-- Begin DATASET --

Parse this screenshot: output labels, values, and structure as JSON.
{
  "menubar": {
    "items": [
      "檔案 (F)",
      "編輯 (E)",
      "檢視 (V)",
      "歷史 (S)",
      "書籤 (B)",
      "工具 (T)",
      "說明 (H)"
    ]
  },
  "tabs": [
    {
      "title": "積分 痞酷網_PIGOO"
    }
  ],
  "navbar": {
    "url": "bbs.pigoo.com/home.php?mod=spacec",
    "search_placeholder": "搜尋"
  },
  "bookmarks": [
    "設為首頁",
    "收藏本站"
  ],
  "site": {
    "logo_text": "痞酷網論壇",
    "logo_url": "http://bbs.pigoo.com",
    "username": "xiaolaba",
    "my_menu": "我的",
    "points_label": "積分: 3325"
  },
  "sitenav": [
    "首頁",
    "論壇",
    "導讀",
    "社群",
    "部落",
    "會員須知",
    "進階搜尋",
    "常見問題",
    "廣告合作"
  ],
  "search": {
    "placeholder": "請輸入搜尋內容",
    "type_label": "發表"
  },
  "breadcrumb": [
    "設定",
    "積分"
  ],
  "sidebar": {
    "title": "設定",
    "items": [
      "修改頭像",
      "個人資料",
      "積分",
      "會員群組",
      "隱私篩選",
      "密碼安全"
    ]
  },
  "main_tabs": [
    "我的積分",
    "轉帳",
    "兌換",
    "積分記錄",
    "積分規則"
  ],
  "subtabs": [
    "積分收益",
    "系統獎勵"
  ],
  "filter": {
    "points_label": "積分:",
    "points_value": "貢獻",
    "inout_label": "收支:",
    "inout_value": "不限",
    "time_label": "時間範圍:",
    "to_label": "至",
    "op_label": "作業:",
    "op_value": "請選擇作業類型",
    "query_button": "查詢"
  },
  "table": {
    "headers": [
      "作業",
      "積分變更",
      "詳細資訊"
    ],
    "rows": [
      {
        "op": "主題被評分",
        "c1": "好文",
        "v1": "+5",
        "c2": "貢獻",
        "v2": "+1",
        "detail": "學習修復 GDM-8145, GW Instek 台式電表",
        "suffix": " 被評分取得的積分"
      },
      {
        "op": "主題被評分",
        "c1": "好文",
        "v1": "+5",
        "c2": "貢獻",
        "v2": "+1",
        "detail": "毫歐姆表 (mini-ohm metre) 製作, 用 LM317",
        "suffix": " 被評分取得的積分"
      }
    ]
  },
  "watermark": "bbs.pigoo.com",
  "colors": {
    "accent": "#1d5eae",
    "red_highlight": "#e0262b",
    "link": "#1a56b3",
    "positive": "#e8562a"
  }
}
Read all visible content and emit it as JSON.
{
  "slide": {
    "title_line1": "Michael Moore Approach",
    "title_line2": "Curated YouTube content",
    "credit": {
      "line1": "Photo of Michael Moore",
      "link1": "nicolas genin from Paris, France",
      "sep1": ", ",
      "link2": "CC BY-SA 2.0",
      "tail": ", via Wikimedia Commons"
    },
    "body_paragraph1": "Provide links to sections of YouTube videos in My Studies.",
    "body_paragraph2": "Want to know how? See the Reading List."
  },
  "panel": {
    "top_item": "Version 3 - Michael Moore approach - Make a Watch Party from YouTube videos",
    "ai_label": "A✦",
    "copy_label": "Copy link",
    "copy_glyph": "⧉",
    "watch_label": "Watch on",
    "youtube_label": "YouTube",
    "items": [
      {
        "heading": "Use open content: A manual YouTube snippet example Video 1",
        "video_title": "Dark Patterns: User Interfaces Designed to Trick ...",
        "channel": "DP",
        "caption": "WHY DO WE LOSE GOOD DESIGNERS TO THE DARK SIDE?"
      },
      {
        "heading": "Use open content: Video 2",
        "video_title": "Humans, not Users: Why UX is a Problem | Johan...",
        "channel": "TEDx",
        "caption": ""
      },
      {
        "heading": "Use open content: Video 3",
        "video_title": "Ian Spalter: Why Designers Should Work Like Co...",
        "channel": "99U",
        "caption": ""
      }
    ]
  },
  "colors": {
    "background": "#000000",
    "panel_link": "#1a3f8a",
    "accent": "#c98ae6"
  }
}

-- End DATASET --

#### DIRECTIONS
Return the whole listing exactly, with every line included.

#### SOLUTION BELOW
Parse this screenshot: output labels, values, and structure as JSON.
{
  "menubar": {
    "items": [
      "檔案 (F)",
      "編輯 (E)",
      "檢視 (V)",
      "歷史 (S)",
      "書籤 (B)",
      "工具 (T)",
      "說明 (H)"
    ]
  },
  "tabs": [
    {
      "title": "積分 痞酷網_PIGOO"
    }
  ],
  "navbar": {
    "url": "bbs.pigoo.com/home.php?mod=spacec",
    "search_placeholder": "搜尋"
  },
  "bookmarks": [
    "設為首頁",
    "收藏本站"
  ],
  "site": {
    "logo_text": "痞酷網論壇",
    "logo_url": "http://bbs.pigoo.com",
    "username": "xiaolaba",
    "my_menu": "我的",
    "points_label": "積分: 3325"
  },
  "sitenav": [
    "首頁",
    "論壇",
    "導讀",
    "社群",
    "部落",
    "會員須知",
    "進階搜尋",
    "常見問題",
    "廣告合作"
  ],
  "search": {
    "placeholder": "請輸入搜尋內容",
    "type_label": "發表"
  },
  "breadcrumb": [
    "設定",
    "積分"
  ],
  "sidebar": {
    "title": "設定",
    "items": [
      "修改頭像",
      "個人資料",
      "積分",
      "會員群組",
      "隱私篩選",
      "密碼安全"
    ]
  },
  "main_tabs": [
    "我的積分",
    "轉帳",
    "兌換",
    "積分記錄",
    "積分規則"
  ],
  "subtabs": [
    "積分收益",
    "系統獎勵"
  ],
  "filter": {
    "points_label": "積分:",
    "points_value": "貢獻",
    "inout_label": "收支:",
    "inout_value": "不限",
    "time_label": "時間範圍:",
    "to_label": "至",
    "op_label": "作業:",
    "op_value": "請選擇作業類型",
    "query_button": "查詢"
  },
  "table": {
    "headers": [
      "作業",
      "積分變更",
      "詳細資訊"
    ],
    "rows": [
      {
        "op": "主題被評分",
        "c1": "好文",
        "v1": "+5",
        "c2": "貢獻",
        "v2": "+1",
        "detail": "學習修復 GDM-8145, GW Instek 台式電表",
        "suffix": " 被評分取得的積分"
      },
      {
        "op": "主題被評分",
        "c1": "好文",
        "v1": "+5",
        "c2": "貢獻",
        "v2": "+1",
        "detail": "毫歐姆表 (mini-ohm metre) 製作, 用 LM317",
        "suffix": " 被評分取得的積分"
      }
    ]
  },
  "watermark": "bbs.pigoo.com",
  "colors": {
    "accent": "#1d5eae",
    "red_highlight": "#e0262b",
    "link": "#1a56b3",
    "positive": "#e8562a"
  }
}
Read all visible content and emit it as JSON.
{
  "slide": {
    "title_line1": "Michael Moore Approach",
    "title_line2": "Curated YouTube content",
    "credit": {
      "line1": "Photo of Michael Moore",
      "link1": "nicolas genin from Paris, France",
      "sep1": ", ",
      "link2": "CC BY-SA 2.0",
      "tail": ", via Wikimedia Commons"
    },
    "body_paragraph1": "Provide links to sections of YouTube videos in My Studies.",
    "body_paragraph2": "Want to know how? See the Reading List."
  },
  "panel": {
    "top_item": "Version 3 - Michael Moore approach - Make a Watch Party from YouTube videos",
    "ai_label": "A✦",
    "copy_label": "Copy link",
    "copy_glyph": "⧉",
    "watch_label": "Watch on",
    "youtube_label": "YouTube",
    "items": [
      {
        "heading": "Use open content: A manual YouTube snippet example Video 1",
        "video_title": "Dark Patterns: User Interfaces Designed to Trick ...",
        "channel": "DP",
        "caption": "WHY DO WE LOSE GOOD DESIGNERS TO THE DARK SIDE?"
      },
      {
        "heading": "Use open content: Video 2",
        "video_title": "Humans, not Users: Why UX is a Problem | Johan...",
        "channel": "TEDx",
        "caption": ""
      },
      {
        "heading": "Use open content: Video 3",
        "video_title": "Ian Spalter: Why Designers Should Work Like Co...",
        "channel": "99U",
        "caption": ""
      }
    ]
  },
  "colors": {
    "background": "#000000",
    "panel_link": "#1a3f8a",
    "accent": "#c98ae6"
  }
}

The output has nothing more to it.